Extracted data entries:

--- Begin ---

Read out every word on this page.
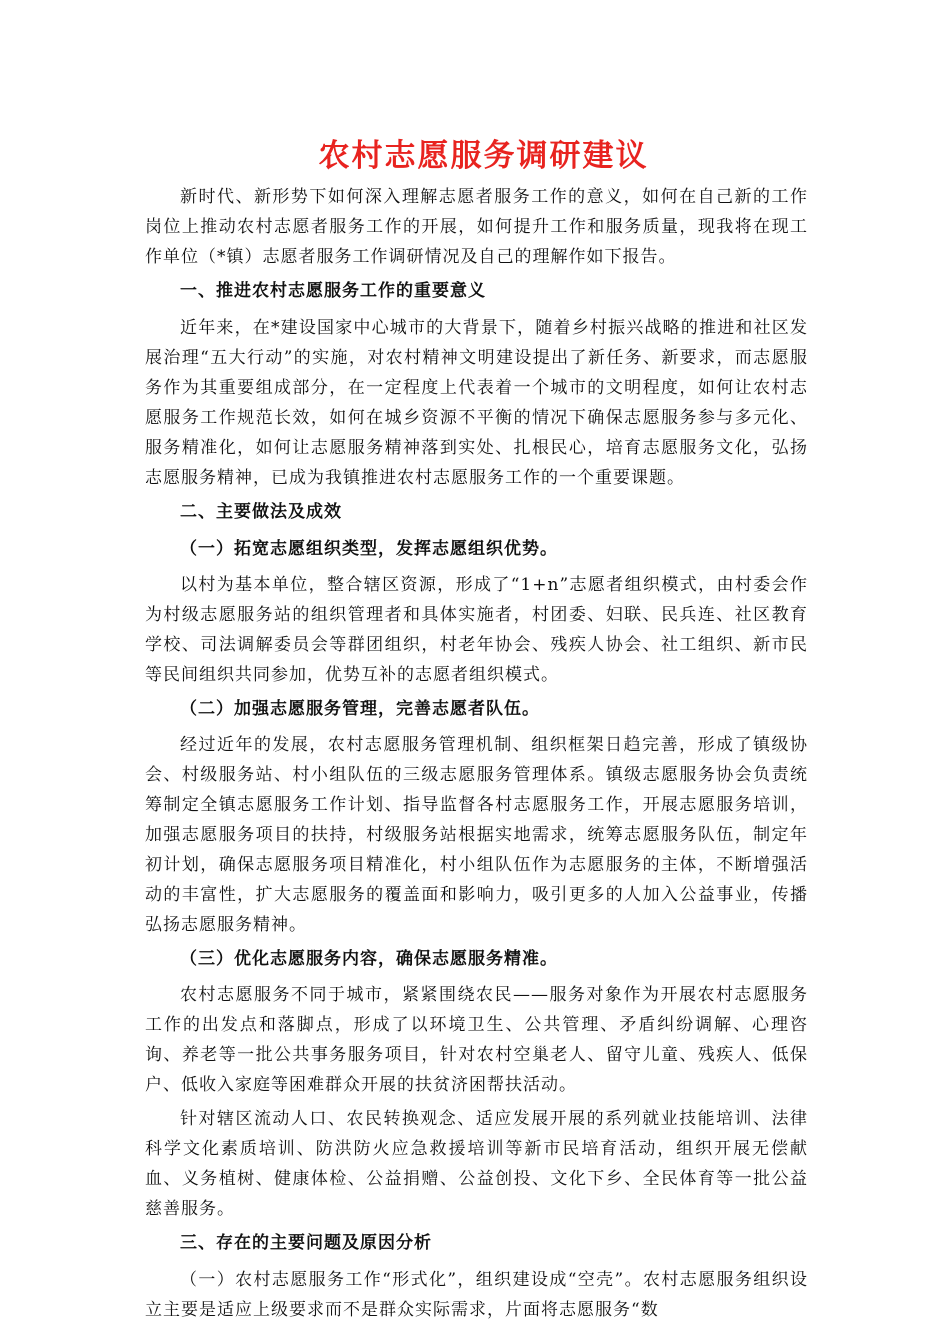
农村志愿服务调研建议

新时代、新形势下如何深入理解志愿者服务工作的意义，如何在自己新的工作岗位上推动农村志愿者服务工作的开展，如何提升工作和服务质量，现我将在现工作单位（*镇）志愿者服务工作调研情况及自己的理解作如下报告。

一、推进农村志愿服务工作的重要意义

近年来，在*建设国家中心城市的大背景下，随着乡村振兴战略的推进和社区发展治理“五大行动”的实施，对农村精神文明建设提出了新任务、新要求，而志愿服务作为其重要组成部分，在一定程度上代表着一个城市的文明程度，如何让农村志愿服务工作规范长效，如何在城乡资源不平衡的情况下确保志愿服务参与多元化、服务精准化，如何让志愿服务精神落到实处、扎根民心，培育志愿服务文化，弘扬志愿服务精神，已成为我镇推进农村志愿服务工作的一个重要课题。

二、主要做法及成效

（一）拓宽志愿组织类型，发挥志愿组织优势。

以村为基本单位，整合辖区资源，形成了“1+n”志愿者组织模式，由村委会作为村级志愿服务站的组织管理者和具体实施者，村团委、妇联、民兵连、社区教育学校、司法调解委员会等群团组织，村老年协会、残疾人协会、社工组织、新市民等民间组织共同参加，优势互补的志愿者组织模式。

（二）加强志愿服务管理，完善志愿者队伍。

经过近年的发展，农村志愿服务管理机制、组织框架日趋完善，形成了镇级协会、村级服务站、村小组队伍的三级志愿服务管理体系。镇级志愿服务协会负责统筹制定全镇志愿服务工作计划、指导监督各村志愿服务工作，开展志愿服务培训，加强志愿服务项目的扶持，村级服务站根据实地需求，统筹志愿服务队伍，制定年初计划，确保志愿服务项目精准化，村小组队伍作为志愿服务的主体，不断增强活动的丰富性，扩大志愿服务的覆盖面和影响力，吸引更多的人加入公益事业，传播弘扬志愿服务精神。

（三）优化志愿服务内容，确保志愿服务精准。

农村志愿服务不同于城市，紧紧围绕农民——服务对象作为开展农村志愿服务工作的出发点和落脚点，形成了以环境卫生、公共管理、矛盾纠纷调解、心理咨询、养老等一批公共事务服务项目，针对农村空巢老人、留守儿童、残疾人、低保户、低收入家庭等困难群众开展的扶贫济困帮扶活动。

针对辖区流动人口、农民转换观念、适应发展开展的系列就业技能培训、法律科学文化素质培训、防洪防火应急救援培训等新市民培育活动，组织开展无偿献血、义务植树、健康体检、公益捐赠、公益创投、文化下乡、全民体育等一批公益慈善服务。

三、存在的主要问题及原因分析

（一）农村志愿服务工作“形式化”，组织建设成“空壳”。农村志愿服务组织设立主要是适应上级要求而不是群众实际需求，片面将志愿服务“数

--- End ---

= The task =
Return each line from the material above exactly, but not the pictures.

= Response below =
Read out every word on this page.
农村志愿服务调研建议

新时代、新形势下如何深入理解志愿者服务工作的意义，如何在自己新的工作岗位上推动农村志愿者服务工作的开展，如何提升工作和服务质量，现我将在现工作单位（*镇）志愿者服务工作调研情况及自己的理解作如下报告。

一、推进农村志愿服务工作的重要意义

近年来，在*建设国家中心城市的大背景下，随着乡村振兴战略的推进和社区发展治理“五大行动”的实施，对农村精神文明建设提出了新任务、新要求，而志愿服务作为其重要组成部分，在一定程度上代表着一个城市的文明程度，如何让农村志愿服务工作规范长效，如何在城乡资源不平衡的情况下确保志愿服务参与多元化、服务精准化，如何让志愿服务精神落到实处、扎根民心，培育志愿服务文化，弘扬志愿服务精神，已成为我镇推进农村志愿服务工作的一个重要课题。

二、主要做法及成效

（一）拓宽志愿组织类型，发挥志愿组织优势。

以村为基本单位，整合辖区资源，形成了“1+n”志愿者组织模式，由村委会作为村级志愿服务站的组织管理者和具体实施者，村团委、妇联、民兵连、社区教育学校、司法调解委员会等群团组织，村老年协会、残疾人协会、社工组织、新市民等民间组织共同参加，优势互补的志愿者组织模式。

（二）加强志愿服务管理，完善志愿者队伍。

经过近年的发展，农村志愿服务管理机制、组织框架日趋完善，形成了镇级协会、村级服务站、村小组队伍的三级志愿服务管理体系。镇级志愿服务协会负责统筹制定全镇志愿服务工作计划、指导监督各村志愿服务工作，开展志愿服务培训，加强志愿服务项目的扶持，村级服务站根据实地需求，统筹志愿服务队伍，制定年初计划，确保志愿服务项目精准化，村小组队伍作为志愿服务的主体，不断增强活动的丰富性，扩大志愿服务的覆盖面和影响力，吸引更多的人加入公益事业，传播弘扬志愿服务精神。

（三）优化志愿服务内容，确保志愿服务精准。

农村志愿服务不同于城市，紧紧围绕农民——服务对象作为开展农村志愿服务工作的出发点和落脚点，形成了以环境卫生、公共管理、矛盾纠纷调解、心理咨询、养老等一批公共事务服务项目，针对农村空巢老人、留守儿童、残疾人、低保户、低收入家庭等困难群众开展的扶贫济困帮扶活动。

针对辖区流动人口、农民转换观念、适应发展开展的系列就业技能培训、法律科学文化素质培训、防洪防火应急救援培训等新市民培育活动，组织开展无偿献血、义务植树、健康体检、公益捐赠、公益创投、文化下乡、全民体育等一批公益慈善服务。

三、存在的主要问题及原因分析

（一）农村志愿服务工作“形式化”，组织建设成“空壳”。农村志愿服务组织设立主要是适应上级要求而不是群众实际需求，片面将志愿服务“数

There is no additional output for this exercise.